Exercise brief =
Below are records; work out how many of their lines contain "grid" and give only that number.
[Start Source records]
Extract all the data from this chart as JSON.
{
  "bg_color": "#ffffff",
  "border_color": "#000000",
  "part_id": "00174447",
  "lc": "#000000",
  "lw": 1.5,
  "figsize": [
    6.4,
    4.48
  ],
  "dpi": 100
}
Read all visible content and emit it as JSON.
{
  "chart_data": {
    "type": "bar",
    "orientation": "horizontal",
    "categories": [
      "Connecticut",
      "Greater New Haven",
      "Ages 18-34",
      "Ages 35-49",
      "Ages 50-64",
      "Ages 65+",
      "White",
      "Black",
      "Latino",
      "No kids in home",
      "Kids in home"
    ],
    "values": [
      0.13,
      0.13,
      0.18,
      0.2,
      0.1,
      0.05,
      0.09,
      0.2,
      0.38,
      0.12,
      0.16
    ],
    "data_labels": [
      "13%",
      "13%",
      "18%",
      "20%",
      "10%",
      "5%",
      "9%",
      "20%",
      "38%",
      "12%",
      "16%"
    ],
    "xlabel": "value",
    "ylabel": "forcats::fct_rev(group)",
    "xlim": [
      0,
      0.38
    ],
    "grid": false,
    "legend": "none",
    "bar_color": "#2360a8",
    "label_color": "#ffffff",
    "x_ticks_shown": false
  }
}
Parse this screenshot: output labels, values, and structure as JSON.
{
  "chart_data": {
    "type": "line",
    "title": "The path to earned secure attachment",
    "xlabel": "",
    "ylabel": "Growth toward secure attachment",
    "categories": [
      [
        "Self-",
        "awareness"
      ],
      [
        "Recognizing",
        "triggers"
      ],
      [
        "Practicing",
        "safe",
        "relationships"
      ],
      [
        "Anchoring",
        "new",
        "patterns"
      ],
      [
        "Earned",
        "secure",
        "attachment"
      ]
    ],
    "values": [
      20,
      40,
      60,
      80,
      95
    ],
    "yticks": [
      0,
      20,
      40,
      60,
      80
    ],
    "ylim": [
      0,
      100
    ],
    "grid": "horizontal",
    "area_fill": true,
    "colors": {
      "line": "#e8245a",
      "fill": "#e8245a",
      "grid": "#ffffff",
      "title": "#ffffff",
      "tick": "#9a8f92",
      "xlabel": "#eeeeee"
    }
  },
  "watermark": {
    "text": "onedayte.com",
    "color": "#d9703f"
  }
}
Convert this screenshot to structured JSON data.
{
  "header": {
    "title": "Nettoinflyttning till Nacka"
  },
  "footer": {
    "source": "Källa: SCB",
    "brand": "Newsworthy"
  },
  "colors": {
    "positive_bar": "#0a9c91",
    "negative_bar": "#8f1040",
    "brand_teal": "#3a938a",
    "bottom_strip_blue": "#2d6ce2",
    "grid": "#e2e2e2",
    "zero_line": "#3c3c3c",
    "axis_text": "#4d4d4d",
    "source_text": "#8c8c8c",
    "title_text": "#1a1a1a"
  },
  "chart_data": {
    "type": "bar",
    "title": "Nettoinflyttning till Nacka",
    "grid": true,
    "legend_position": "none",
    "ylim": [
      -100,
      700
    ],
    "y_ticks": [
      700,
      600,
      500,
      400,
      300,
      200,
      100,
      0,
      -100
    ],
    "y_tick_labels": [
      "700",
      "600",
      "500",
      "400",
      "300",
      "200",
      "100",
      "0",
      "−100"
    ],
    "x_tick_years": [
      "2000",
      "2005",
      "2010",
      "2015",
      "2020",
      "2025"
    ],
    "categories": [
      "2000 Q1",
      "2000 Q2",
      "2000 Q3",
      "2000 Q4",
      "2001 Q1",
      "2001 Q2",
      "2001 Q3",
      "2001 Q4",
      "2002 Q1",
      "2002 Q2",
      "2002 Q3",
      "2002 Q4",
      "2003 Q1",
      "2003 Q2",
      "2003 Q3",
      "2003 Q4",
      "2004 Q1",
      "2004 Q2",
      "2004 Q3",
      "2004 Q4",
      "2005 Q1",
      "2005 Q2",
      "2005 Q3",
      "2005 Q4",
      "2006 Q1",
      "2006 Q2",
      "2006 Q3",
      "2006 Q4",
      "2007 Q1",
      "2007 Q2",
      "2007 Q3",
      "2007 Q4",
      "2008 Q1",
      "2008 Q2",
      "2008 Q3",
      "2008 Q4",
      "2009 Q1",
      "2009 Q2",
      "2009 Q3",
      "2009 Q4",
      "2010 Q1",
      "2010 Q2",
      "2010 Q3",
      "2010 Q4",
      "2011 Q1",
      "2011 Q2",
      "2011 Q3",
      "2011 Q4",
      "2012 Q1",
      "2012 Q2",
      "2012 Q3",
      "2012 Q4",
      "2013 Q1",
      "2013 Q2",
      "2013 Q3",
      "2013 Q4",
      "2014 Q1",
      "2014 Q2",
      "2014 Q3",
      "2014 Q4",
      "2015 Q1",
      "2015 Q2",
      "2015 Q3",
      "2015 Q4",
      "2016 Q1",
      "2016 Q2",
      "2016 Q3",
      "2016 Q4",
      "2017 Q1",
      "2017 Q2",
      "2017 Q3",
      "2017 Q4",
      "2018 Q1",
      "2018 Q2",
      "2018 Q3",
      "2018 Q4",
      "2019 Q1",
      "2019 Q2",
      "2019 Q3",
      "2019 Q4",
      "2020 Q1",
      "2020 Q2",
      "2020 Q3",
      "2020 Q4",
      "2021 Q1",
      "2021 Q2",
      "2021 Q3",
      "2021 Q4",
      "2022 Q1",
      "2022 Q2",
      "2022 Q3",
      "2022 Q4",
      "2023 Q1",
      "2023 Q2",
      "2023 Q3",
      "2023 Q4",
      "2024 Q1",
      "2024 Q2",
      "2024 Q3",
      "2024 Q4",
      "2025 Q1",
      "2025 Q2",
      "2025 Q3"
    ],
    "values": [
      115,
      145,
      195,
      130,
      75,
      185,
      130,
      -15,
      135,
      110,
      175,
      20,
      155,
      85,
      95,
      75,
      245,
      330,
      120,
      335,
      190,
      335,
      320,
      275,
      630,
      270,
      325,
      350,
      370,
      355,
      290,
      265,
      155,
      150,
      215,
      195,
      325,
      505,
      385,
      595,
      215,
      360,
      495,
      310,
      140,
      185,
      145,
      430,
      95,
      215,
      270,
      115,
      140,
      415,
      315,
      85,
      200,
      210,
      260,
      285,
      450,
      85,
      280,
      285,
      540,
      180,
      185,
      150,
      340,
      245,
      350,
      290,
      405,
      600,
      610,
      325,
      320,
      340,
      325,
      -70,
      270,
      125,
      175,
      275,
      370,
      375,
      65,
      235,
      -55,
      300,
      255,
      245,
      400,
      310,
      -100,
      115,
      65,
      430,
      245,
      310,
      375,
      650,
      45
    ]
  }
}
[End Source records]
Result =
5